**Stored data**

%%

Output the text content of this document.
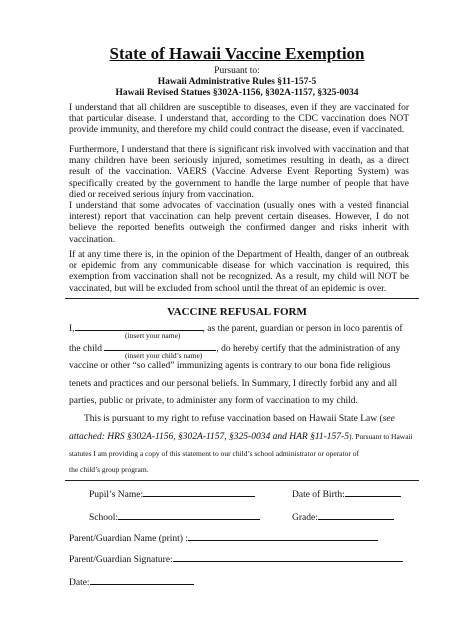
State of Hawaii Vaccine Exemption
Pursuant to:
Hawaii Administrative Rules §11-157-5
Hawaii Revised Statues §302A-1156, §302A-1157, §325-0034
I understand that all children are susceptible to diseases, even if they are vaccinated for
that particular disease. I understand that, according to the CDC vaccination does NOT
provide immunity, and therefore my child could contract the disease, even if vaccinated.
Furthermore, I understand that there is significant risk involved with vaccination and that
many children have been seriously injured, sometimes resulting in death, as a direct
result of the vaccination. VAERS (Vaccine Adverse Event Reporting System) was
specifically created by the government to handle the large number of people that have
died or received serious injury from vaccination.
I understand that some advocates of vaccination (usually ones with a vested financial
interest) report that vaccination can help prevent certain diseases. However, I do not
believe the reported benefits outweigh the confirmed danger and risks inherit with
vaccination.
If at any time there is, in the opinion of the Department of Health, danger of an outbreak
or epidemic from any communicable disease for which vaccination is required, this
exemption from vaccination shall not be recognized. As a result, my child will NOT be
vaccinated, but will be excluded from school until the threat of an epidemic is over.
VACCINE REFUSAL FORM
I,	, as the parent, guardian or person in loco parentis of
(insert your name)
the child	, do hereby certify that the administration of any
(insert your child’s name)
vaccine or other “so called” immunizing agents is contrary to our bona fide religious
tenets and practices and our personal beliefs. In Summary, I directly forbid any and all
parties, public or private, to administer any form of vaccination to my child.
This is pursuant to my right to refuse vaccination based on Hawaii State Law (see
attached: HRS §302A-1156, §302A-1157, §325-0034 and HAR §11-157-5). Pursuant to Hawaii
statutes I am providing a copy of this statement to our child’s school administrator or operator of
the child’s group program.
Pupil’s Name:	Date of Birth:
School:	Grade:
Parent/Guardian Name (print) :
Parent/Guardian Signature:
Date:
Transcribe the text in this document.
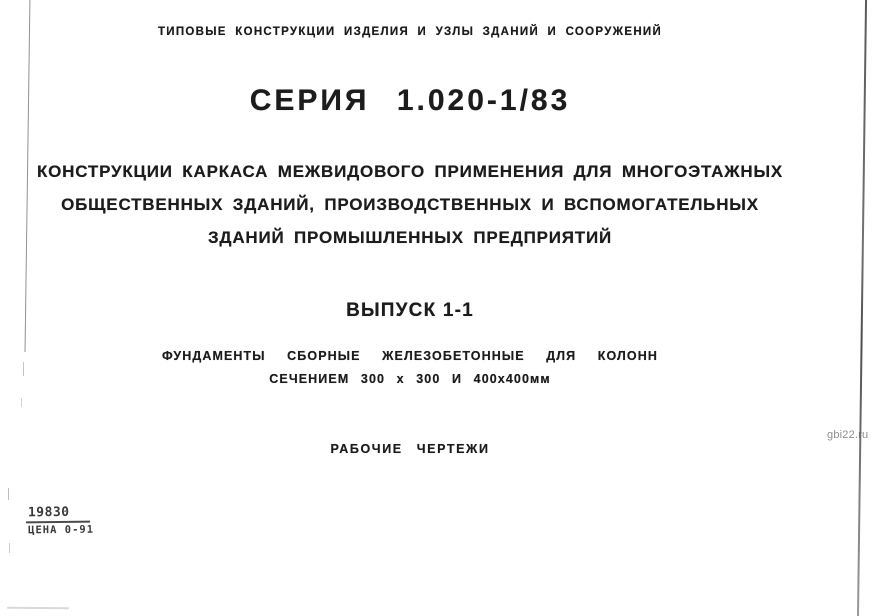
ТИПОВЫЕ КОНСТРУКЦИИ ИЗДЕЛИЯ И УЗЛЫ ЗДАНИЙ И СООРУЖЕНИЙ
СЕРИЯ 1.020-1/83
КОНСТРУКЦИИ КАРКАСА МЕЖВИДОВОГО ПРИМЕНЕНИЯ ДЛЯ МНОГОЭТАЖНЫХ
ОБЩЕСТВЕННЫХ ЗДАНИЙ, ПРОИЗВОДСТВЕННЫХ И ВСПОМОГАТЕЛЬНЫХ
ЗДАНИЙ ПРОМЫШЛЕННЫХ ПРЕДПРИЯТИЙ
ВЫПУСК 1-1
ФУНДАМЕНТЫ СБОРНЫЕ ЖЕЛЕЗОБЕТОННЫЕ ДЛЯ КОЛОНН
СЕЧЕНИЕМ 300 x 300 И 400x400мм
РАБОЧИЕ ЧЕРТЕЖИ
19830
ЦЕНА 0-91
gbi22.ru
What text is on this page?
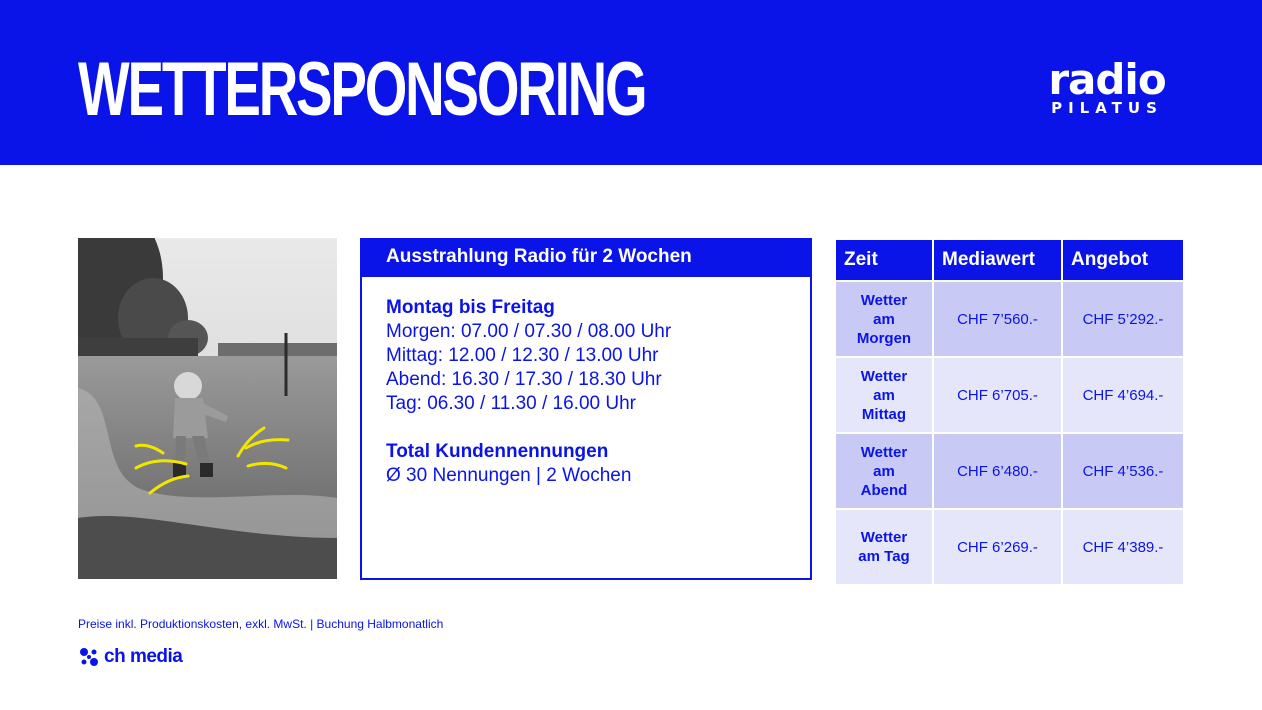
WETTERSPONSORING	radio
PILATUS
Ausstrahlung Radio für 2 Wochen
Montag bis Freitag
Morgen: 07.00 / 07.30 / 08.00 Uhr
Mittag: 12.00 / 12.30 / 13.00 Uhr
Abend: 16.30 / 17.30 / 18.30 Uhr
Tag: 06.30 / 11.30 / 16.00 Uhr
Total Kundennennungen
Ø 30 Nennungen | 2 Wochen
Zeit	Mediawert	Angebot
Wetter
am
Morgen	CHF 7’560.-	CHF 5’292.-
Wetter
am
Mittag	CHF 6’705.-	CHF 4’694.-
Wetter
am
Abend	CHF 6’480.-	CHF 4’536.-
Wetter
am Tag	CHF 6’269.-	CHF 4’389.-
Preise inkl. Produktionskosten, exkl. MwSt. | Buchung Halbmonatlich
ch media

%%
%%

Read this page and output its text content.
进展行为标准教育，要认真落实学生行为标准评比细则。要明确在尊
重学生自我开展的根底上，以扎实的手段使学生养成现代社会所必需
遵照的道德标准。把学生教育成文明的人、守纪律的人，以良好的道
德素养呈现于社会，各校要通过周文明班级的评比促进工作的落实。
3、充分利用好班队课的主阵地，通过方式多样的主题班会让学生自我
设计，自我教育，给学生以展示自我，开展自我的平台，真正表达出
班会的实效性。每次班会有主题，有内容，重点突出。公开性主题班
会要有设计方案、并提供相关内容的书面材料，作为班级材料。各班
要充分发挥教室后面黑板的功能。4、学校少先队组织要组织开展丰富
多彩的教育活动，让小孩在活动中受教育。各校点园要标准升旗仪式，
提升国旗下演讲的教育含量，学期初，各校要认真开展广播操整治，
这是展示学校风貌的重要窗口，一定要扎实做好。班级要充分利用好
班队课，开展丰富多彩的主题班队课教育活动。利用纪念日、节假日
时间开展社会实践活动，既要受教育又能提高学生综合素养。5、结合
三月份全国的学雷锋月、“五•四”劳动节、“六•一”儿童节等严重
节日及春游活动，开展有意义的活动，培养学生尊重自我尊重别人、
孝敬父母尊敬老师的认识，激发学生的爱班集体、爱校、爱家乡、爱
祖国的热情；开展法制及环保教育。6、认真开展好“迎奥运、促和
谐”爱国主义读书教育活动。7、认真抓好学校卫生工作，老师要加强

%%

**Aim of the task**
In the entries above, find each line with the string "ЗДАНИЙ" and copy it.

**Response below**
ТИПОВЫЕ КОНСТРУКЦИИ ИЗДЕЛИЯ И УЗЛЫ ЗДАНИЙ И СООРУЖЕНИЙ
ОБЩЕСТВЕННЫХ ЗДАНИЙ, ПРОИЗВОДСТВЕННЫХ И ВСПОМОГАТЕЛЬНЫХ
ЗДАНИЙ ПРОМЫШЛЕННЫХ ПРЕДПРИЯТИЙ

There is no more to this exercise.